▸ Dataset content:
____________________

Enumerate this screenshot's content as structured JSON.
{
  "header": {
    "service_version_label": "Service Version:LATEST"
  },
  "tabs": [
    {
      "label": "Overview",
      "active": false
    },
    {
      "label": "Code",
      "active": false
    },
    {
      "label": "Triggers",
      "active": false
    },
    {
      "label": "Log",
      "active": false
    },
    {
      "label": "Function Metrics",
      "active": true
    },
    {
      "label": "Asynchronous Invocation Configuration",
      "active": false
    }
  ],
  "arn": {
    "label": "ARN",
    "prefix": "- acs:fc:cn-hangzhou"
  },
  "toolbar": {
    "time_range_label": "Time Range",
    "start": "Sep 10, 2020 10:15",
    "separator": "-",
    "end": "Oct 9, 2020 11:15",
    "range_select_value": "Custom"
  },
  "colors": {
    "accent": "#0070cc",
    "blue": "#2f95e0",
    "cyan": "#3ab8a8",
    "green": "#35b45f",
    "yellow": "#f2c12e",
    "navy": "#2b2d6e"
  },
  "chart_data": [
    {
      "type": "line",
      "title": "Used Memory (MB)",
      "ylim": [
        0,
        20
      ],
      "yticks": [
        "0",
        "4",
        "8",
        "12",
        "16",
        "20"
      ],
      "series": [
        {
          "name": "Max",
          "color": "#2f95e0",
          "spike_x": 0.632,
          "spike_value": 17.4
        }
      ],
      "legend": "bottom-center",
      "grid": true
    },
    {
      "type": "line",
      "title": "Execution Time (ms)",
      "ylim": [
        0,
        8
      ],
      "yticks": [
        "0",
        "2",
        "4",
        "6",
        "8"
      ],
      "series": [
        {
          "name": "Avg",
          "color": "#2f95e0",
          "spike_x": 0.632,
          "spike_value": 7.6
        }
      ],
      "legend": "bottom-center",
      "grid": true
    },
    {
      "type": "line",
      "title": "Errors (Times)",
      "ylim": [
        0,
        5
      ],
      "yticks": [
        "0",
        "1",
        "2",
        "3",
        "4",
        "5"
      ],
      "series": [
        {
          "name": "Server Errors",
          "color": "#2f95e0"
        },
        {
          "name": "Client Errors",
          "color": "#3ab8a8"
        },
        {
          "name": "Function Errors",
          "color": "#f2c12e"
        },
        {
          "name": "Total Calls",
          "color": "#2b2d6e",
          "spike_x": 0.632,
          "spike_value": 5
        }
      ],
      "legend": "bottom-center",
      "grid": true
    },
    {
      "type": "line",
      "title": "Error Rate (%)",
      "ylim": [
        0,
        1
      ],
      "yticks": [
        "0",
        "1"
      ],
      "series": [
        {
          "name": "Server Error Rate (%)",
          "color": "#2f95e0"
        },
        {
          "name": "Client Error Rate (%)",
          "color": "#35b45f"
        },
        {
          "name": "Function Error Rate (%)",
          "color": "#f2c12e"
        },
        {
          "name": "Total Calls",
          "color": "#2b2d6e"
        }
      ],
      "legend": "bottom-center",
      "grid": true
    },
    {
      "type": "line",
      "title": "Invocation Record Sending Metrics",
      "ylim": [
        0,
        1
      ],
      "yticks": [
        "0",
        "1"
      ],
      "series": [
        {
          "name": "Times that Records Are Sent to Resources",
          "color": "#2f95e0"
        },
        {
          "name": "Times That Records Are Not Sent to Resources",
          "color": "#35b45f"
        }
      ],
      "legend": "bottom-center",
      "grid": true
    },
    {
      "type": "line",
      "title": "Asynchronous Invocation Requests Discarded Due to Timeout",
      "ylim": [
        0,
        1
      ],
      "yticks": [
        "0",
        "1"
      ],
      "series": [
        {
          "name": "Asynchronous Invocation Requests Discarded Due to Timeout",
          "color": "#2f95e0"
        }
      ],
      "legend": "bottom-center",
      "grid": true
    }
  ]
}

____________________

▸ Your instructions: Exact output of every entry is required.

▸ Solution:
Enumerate this screenshot's content as structured JSON.
{
  "header": {
    "service_version_label": "Service Version:LATEST"
  },
  "tabs": [
    {
      "label": "Overview",
      "active": false
    },
    {
      "label": "Code",
      "active": false
    },
    {
      "label": "Triggers",
      "active": false
    },
    {
      "label": "Log",
      "active": false
    },
    {
      "label": "Function Metrics",
      "active": true
    },
    {
      "label": "Asynchronous Invocation Configuration",
      "active": false
    }
  ],
  "arn": {
    "label": "ARN",
    "prefix": "- acs:fc:cn-hangzhou"
  },
  "toolbar": {
    "time_range_label": "Time Range",
    "start": "Sep 10, 2020 10:15",
    "separator": "-",
    "end": "Oct 9, 2020 11:15",
    "range_select_value": "Custom"
  },
  "colors": {
    "accent": "#0070cc",
    "blue": "#2f95e0",
    "cyan": "#3ab8a8",
    "green": "#35b45f",
    "yellow": "#f2c12e",
    "navy": "#2b2d6e"
  },
  "chart_data": [
    {
      "type": "line",
      "title": "Used Memory (MB)",
      "ylim": [
        0,
        20
      ],
      "yticks": [
        "0",
        "4",
        "8",
        "12",
        "16",
        "20"
      ],
      "series": [
        {
          "name": "Max",
          "color": "#2f95e0",
          "spike_x": 0.632,
          "spike_value": 17.4
        }
      ],
      "legend": "bottom-center",
      "grid": true
    },
    {
      "type": "line",
      "title": "Execution Time (ms)",
      "ylim": [
        0,
        8
      ],
      "yticks": [
        "0",
        "2",
        "4",
        "6",
        "8"
      ],
      "series": [
        {
          "name": "Avg",
          "color": "#2f95e0",
          "spike_x": 0.632,
          "spike_value": 7.6
        }
      ],
      "legend": "bottom-center",
      "grid": true
    },
    {
      "type": "line",
      "title": "Errors (Times)",
      "ylim": [
        0,
        5
      ],
      "yticks": [
        "0",
        "1",
        "2",
        "3",
        "4",
        "5"
      ],
      "series": [
        {
          "name": "Server Errors",
          "color": "#2f95e0"
        },
        {
          "name": "Client Errors",
          "color": "#3ab8a8"
        },
        {
          "name": "Function Errors",
          "color": "#f2c12e"
        },
        {
          "name": "Total Calls",
          "color": "#2b2d6e",
          "spike_x": 0.632,
          "spike_value": 5
        }
      ],
      "legend": "bottom-center",
      "grid": true
    },
    {
      "type": "line",
      "title": "Error Rate (%)",
      "ylim": [
        0,
        1
      ],
      "yticks": [
        "0",
        "1"
      ],
      "series": [
        {
          "name": "Server Error Rate (%)",
          "color": "#2f95e0"
        },
        {
          "name": "Client Error Rate (%)",
          "color": "#35b45f"
        },
        {
          "name": "Function Error Rate (%)",
          "color": "#f2c12e"
        },
        {
          "name": "Total Calls",
          "color": "#2b2d6e"
        }
      ],
      "legend": "bottom-center",
      "grid": true
    },
    {
      "type": "line",
      "title": "Invocation Record Sending Metrics",
      "ylim": [
        0,
        1
      ],
      "yticks": [
        "0",
        "1"
      ],
      "series": [
        {
          "name": "Times that Records Are Sent to Resources",
          "color": "#2f95e0"
        },
        {
          "name": "Times That Records Are Not Sent to Resources",
          "color": "#35b45f"
        }
      ],
      "legend": "bottom-center",
      "grid": true
    },
    {
      "type": "line",
      "title": "Asynchronous Invocation Requests Discarded Due to Timeout",
      "ylim": [
        0,
        1
      ],
      "yticks": [
        "0",
        "1"
      ],
      "series": [
        {
          "name": "Asynchronous Invocation Requests Discarded Due to Timeout",
          "color": "#2f95e0"
        }
      ],
      "legend": "bottom-center",
      "grid": true
    }
  ]
}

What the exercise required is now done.